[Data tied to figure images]
=====

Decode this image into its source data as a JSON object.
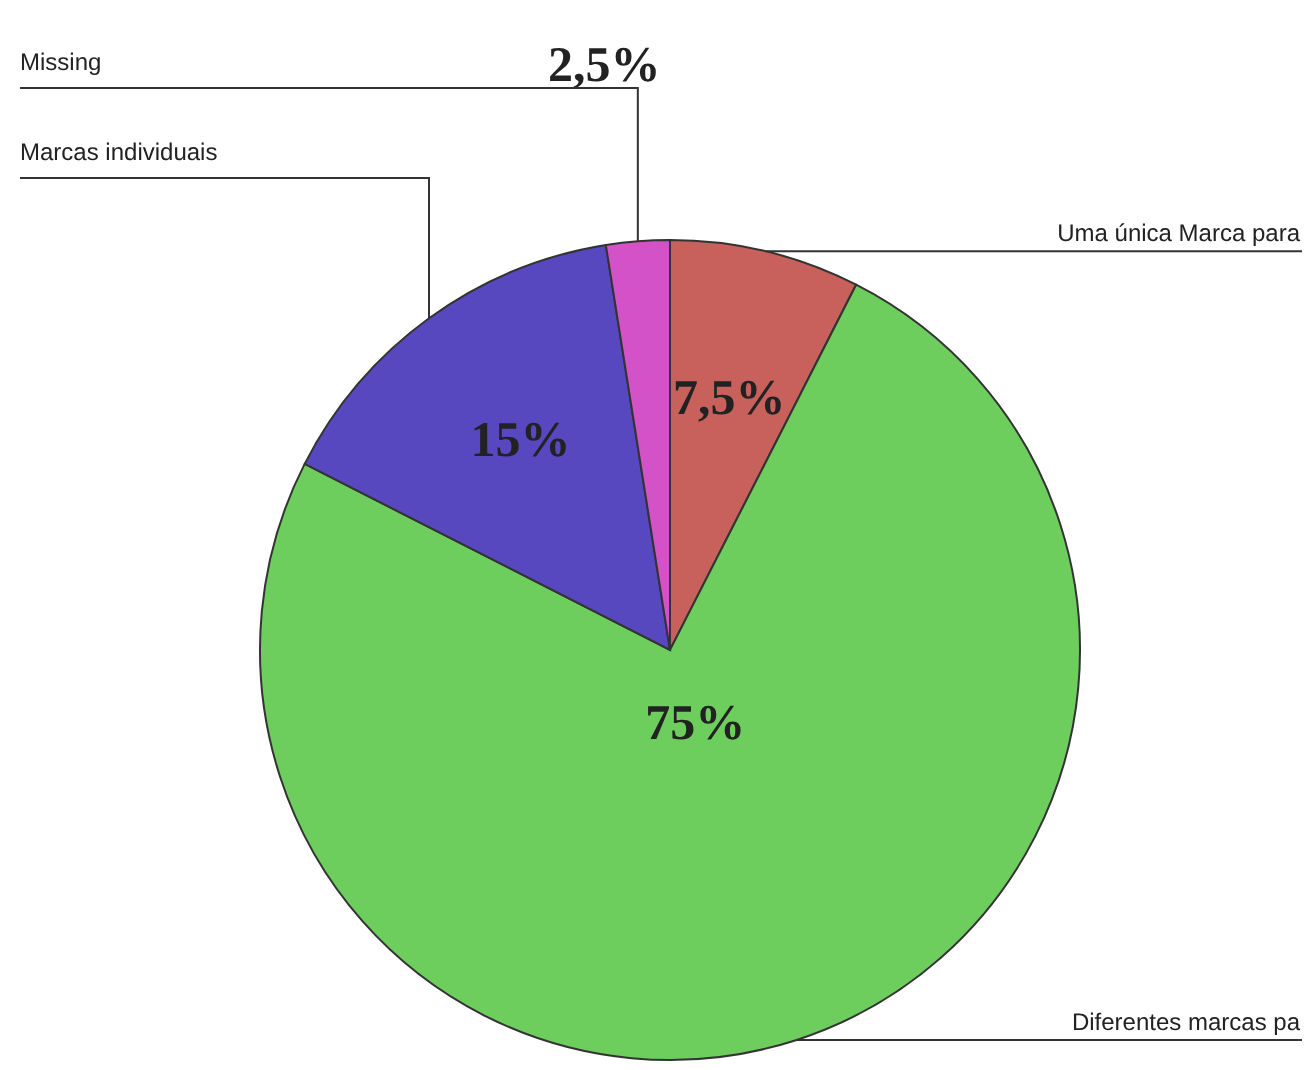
{
  "chart_data": {
    "type": "pie",
    "categories": [
      "Uma única Marca para",
      "Diferentes marcas pa",
      "Marcas individuais",
      "Missing"
    ],
    "values": [
      7.5,
      75,
      15,
      2.5
    ],
    "colors": [
      "#c8605c",
      "#6dce5e",
      "#5848c0",
      "#d452c8"
    ],
    "value_labels": [
      "7,5%",
      "75%",
      "15%",
      "2,5%"
    ]
  }
}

=====

▸ **Task**
Each entry shown above must be quoted exactly, with its pictures left out.

▸ **Response below**
Decode this image into its source data as a JSON object.
{
  "chart_data": {
    "type": "pie",
    "categories": [
      "Uma única Marca para",
      "Diferentes marcas pa",
      "Marcas individuais",
      "Missing"
    ],
    "values": [
      7.5,
      75,
      15,
      2.5
    ],
    "colors": [
      "#c8605c",
      "#6dce5e",
      "#5848c0",
      "#d452c8"
    ],
    "value_labels": [
      "7,5%",
      "75%",
      "15%",
      "2,5%"
    ]
  }
}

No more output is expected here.